:: Textauszug

Vom Dach in den Tank

Private Photovoltaik-Anlagen boomen. Natürlich werden sie auch gerne genutzt, um Elektroautos zu betanken. Dank Energiegemeinschaften ist das sogar möglich, wenn man selbst keine PV-Anlage besitzt. Ein Überblick von Karin Mairitsch.
 

Lassen Sie mich mit einem Rechenbeispiel beginnen. Folgende Annahmen: Eine private Photovoltaik-Anlage mit 15-Kilowatt-Peak erzeugt an einem sonnigen Tag im Frühjahr 60 Kilowattstunden PV-Überschuss-Strom. Ein durchschnittlicher österreichischer Haushalt verbraucht täglich 10 Kilowattstunden Strom, drei davon tagsüber, wenn die Sonne scheint. Frage: Wie viele weitere Haushalte könnte diese PV-Anlage rein rechnerisch tagsüber mit PV-Überschuss-Strom versorgen, wenn das Teilen von PV-Überschuss-Strom über das Stromnetz möglich wäre? Richtig, 20.

::::

### Aufgabenstellung
a: Wie viele Kilowattstunden Strom verbraucht ein durchschnittlicher österreichischer Haushalt laut dem Textauszug über Photovoltaik pro Tag?
b: Schreiben Sie den Textauszug über Photovoltaik im Anschluss an seinen letzten Satz weiter.
Das anschließende Material hat mit dem Textauszug nichts zu tun.

:: Bereitgestelltes Material

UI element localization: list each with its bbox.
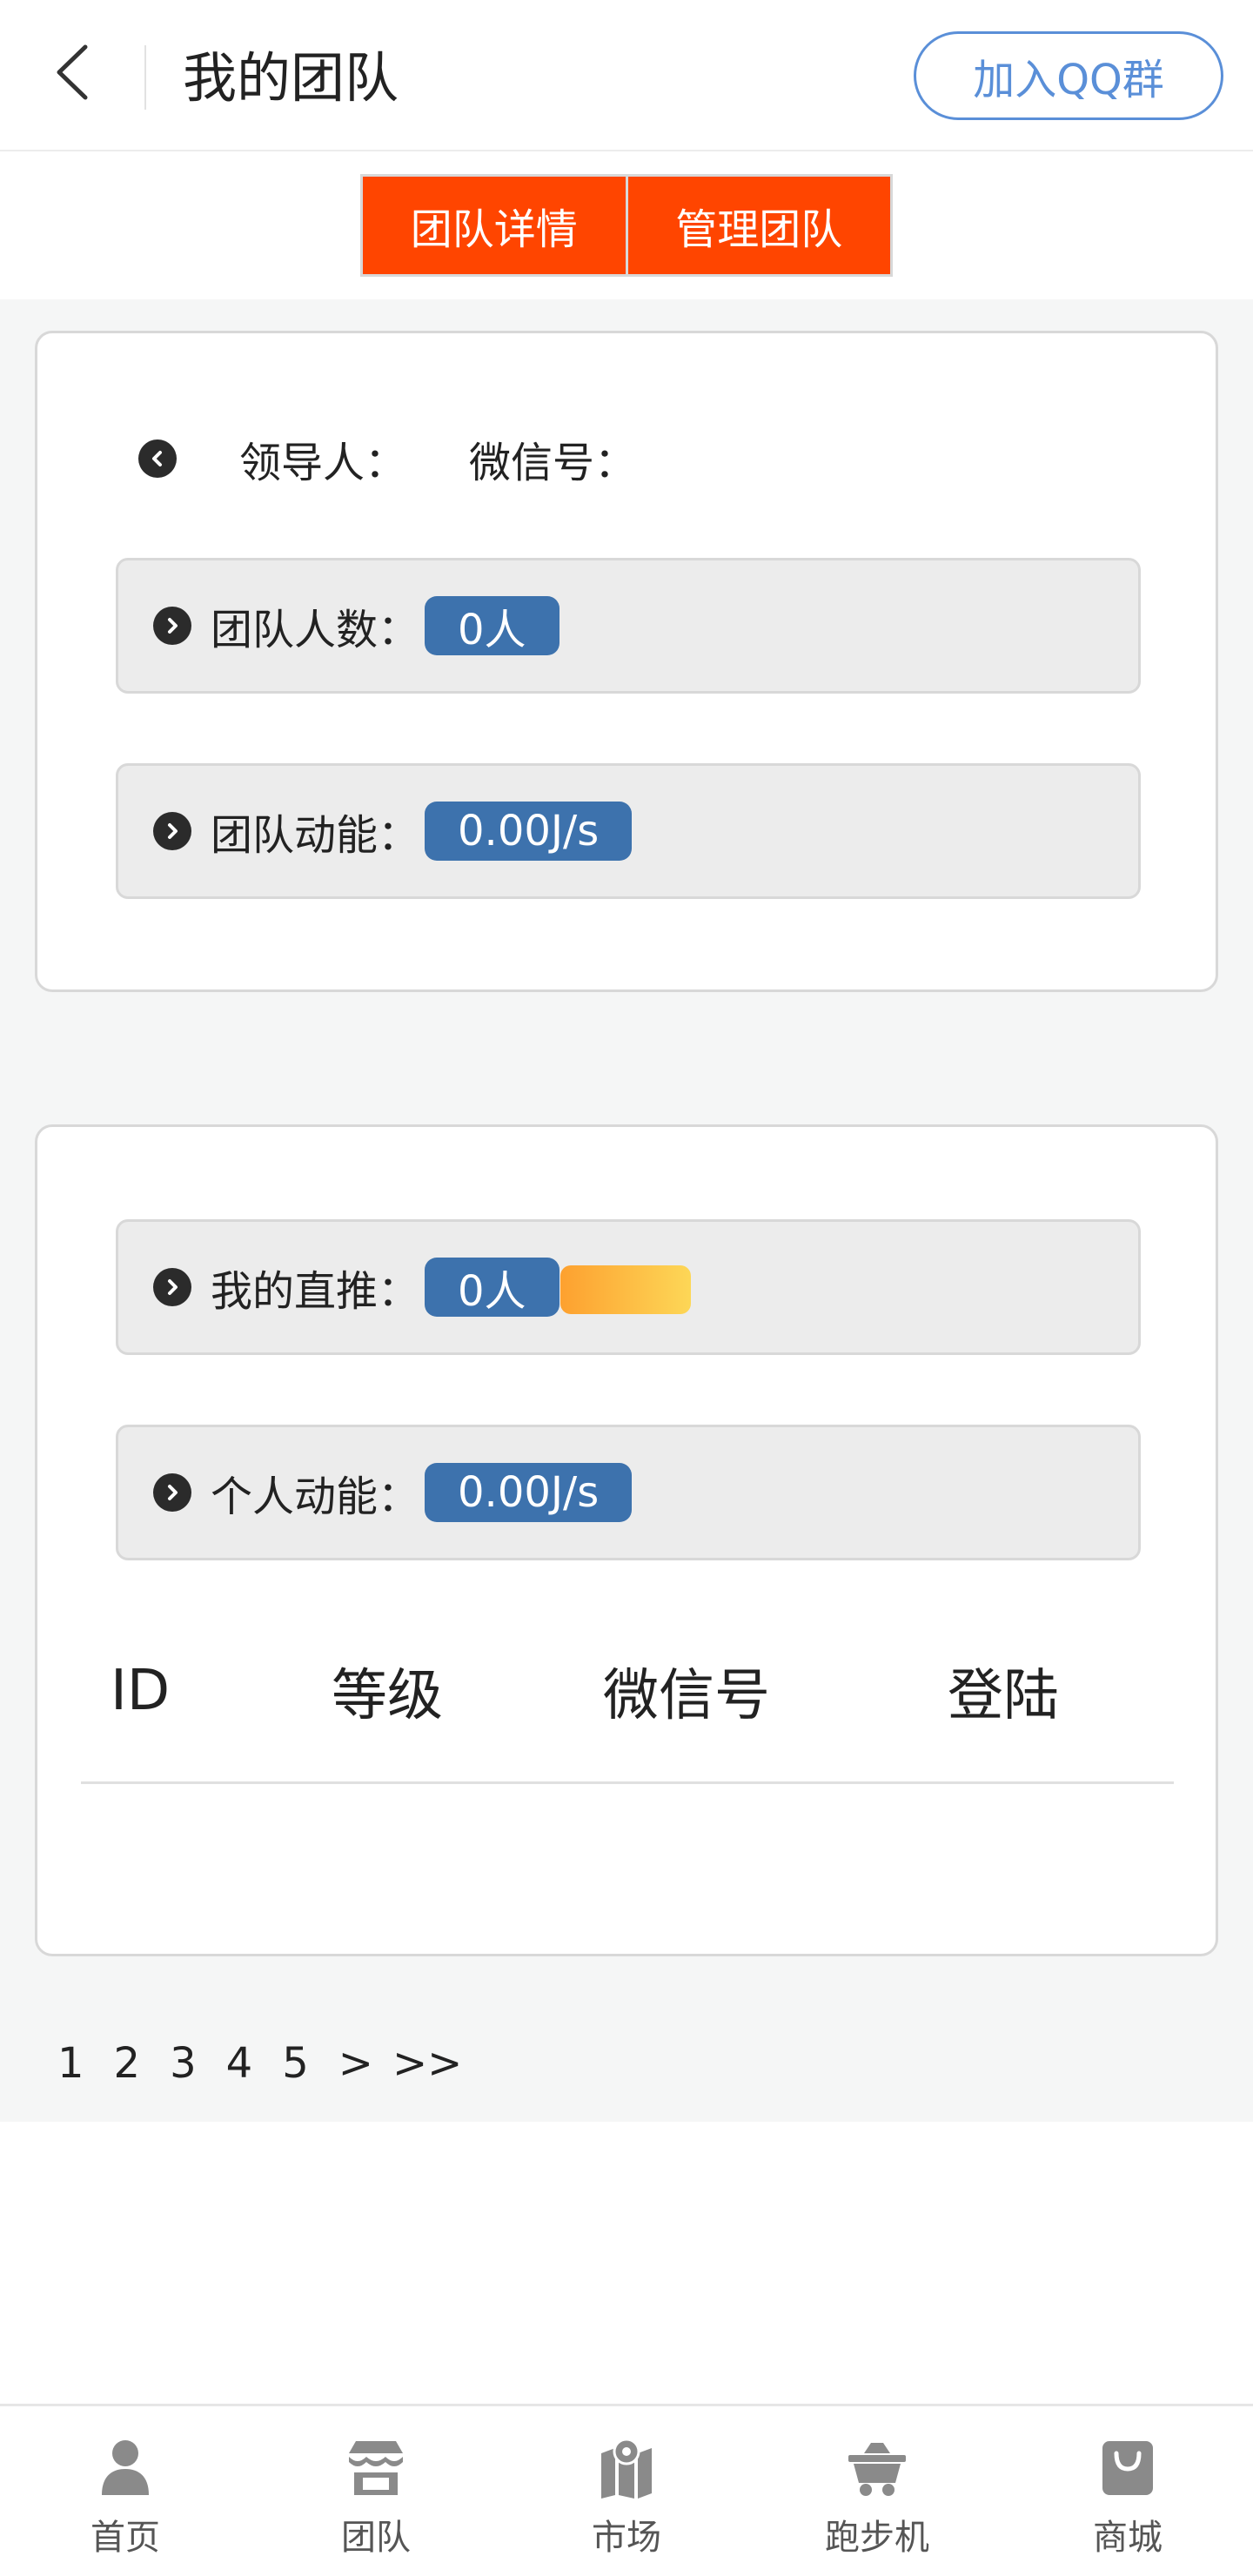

::::

### Ergebnisse je Aufgabe
a: 10 Kilowattstunden.

b:
Und wie viele Elektroautos könnten mit dem PV-Überschuss-Strom dieser Photovoltaik-Anlage tagsüber vollgeladen werden, wenn jedes dieser Elektroautos über einen halb vollen 60-Kilowattstunden-Akku verfügt? Richtig, zwei. Allerdings steht das Elektroauto nicht immer dort, wo die PV-Anlage Überschuss-Strom produziert, und nicht immer gibt es im Haushalt mit PV-Anlage auch ein Elektroauto. An diesem Punkt kommen die Energiegemeinschaften ins Spiel. In Österreich gibt es derzeit rund 1.300 davon, Tendenz stark steigend.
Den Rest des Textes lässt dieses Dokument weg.